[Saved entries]
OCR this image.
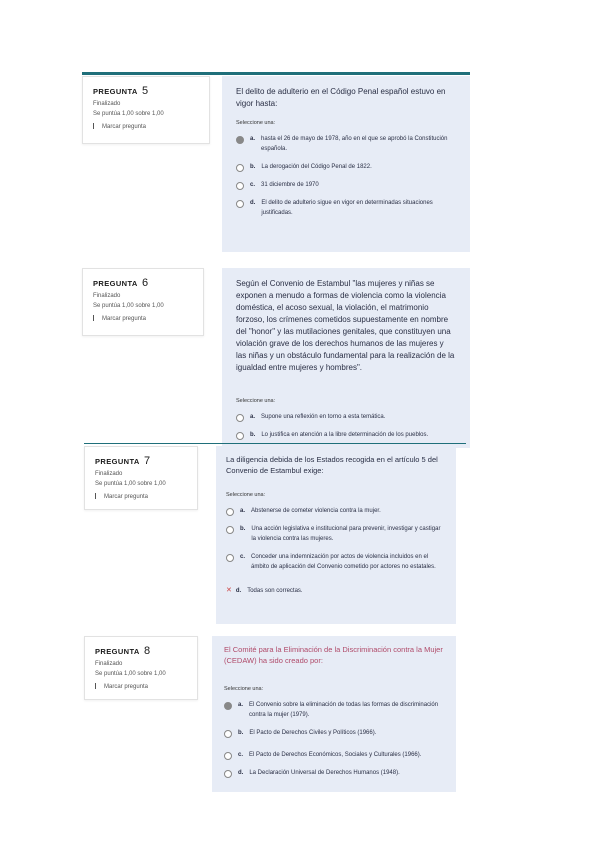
PREGUNTA 5
Finalizado
Se puntúa 1,00 sobre 1,00
Marcar pregunta
El delito de adulterio en el Código Penal español estuvo en vigor hasta:
Seleccione una:
a. hasta el 26 de mayo de 1978, año en el que se aprobó la Constitución española.
b. La derogación del Código Penal de 1822.
c. 31 diciembre de 1970
d. El delito de adulterio sigue en vigor en determinadas situaciones justificadas.
PREGUNTA 6
Finalizado
Se puntúa 1,00 sobre 1,00
Marcar pregunta
Según el Convenio de Estambul "las mujeres y niñas se exponen a menudo a formas de violencia como la violencia doméstica, el acoso sexual, la violación, el matrimonio forzoso, los crímenes cometidos supuestamente en nombre del "honor" y las mutilaciones genitales, que constituyen una violación grave de los derechos humanos de las mujeres y las niñas y un obstáculo fundamental para la realización de la igualdad entre mujeres y hombres".
Seleccione una:
a. Supone una reflexión en torno a esta temática.
b. Lo justifica en atención a la libre determinación de los pueblos.
PREGUNTA 7
Finalizado
Se puntúa 1,00 sobre 1,00
Marcar pregunta
La diligencia debida de los Estados recogida en el artículo 5 del Convenio de Estambul exige:
Seleccione una:
a. Abstenerse de cometer violencia contra la mujer.
b. Una acción legislativa e institucional para prevenir, investigar y castigar la violencia contra las mujeres.
c. Conceder una indemnización por actos de violencia incluidos en el ámbito de aplicación del Convenio cometido por actores no estatales.
✕ d. Todas son correctas.
PREGUNTA 8
Finalizado
Se puntúa 1,00 sobre 1,00
Marcar pregunta
El Comité para la Eliminación de la Discriminación contra la Mujer (CEDAW) ha sido creado por:
Seleccione una:
a. El Convenio sobre la eliminación de todas las formas de discriminación contra la mujer (1979).
b. El Pacto de Derechos Civiles y Políticos (1966).
c. El Pacto de Derechos Económicos, Sociales y Culturales (1966).
d. La Declaración Universal de Derechos Humanos (1948).
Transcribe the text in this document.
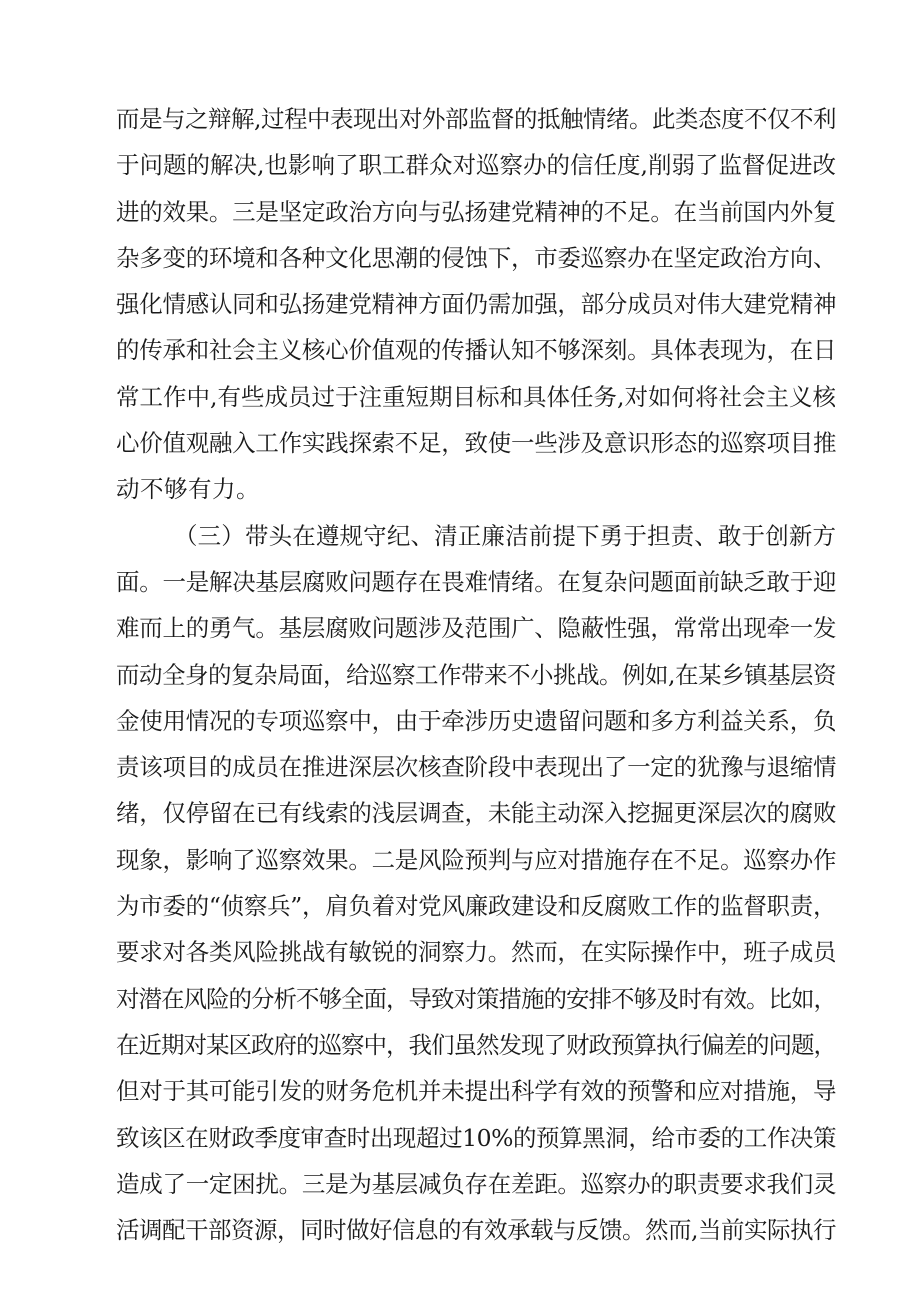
而是与之辩解,过程中表现出对外部监督的抵触情绪。此类态度不仅不利
于问题的解决,也影响了职工群众对巡察办的信任度,削弱了监督促进改
进的效果。三是坚定政治方向与弘扬建党精神的不足。在当前国内外复
杂多变的环境和各种文化思潮的侵蚀下，市委巡察办在坚定政治方向、
强化情感认同和弘扬建党精神方面仍需加强，部分成员对伟大建党精神
的传承和社会主义核心价值观的传播认知不够深刻。具体表现为，在日
常工作中,有些成员过于注重短期目标和具体任务,对如何将社会主义核
心价值观融入工作实践探索不足，致使一些涉及意识形态的巡察项目推
动不够有力。
（三）带头在遵规守纪、清正廉洁前提下勇于担责、敢于创新方
面。一是解决基层腐败问题存在畏难情绪。在复杂问题面前缺乏敢于迎
难而上的勇气。基层腐败问题涉及范围广、隐蔽性强，常常出现牵一发
而动全身的复杂局面，给巡察工作带来不小挑战。例如,在某乡镇基层资
金使用情况的专项巡察中，由于牵涉历史遗留问题和多方利益关系，负
责该项目的成员在推进深层次核查阶段中表现出了一定的犹豫与退缩情
绪，仅停留在已有线索的浅层调查，未能主动深入挖掘更深层次的腐败
现象，影响了巡察效果。二是风险预判与应对措施存在不足。巡察办作
为市委的“侦察兵”，肩负着对党风廉政建设和反腐败工作的监督职责，
要求对各类风险挑战有敏锐的洞察力。然而，在实际操作中，班子成员
对潜在风险的分析不够全面，导致对策措施的安排不够及时有效。比如，
在近期对某区政府的巡察中，我们虽然发现了财政预算执行偏差的问题，
但对于其可能引发的财务危机并未提出科学有效的预警和应对措施，导
致该区在财政季度审查时出现超过10%的预算黑洞，给市委的工作决策
造成了一定困扰。三是为基层减负存在差距。巡察办的职责要求我们灵
活调配干部资源，同时做好信息的有效承载与反馈。然而,当前实际执行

## [Exercise brief]
Of the lines in this data, how many contain "Pacto"? Reply with only the number.

## [Answer to this problem]
2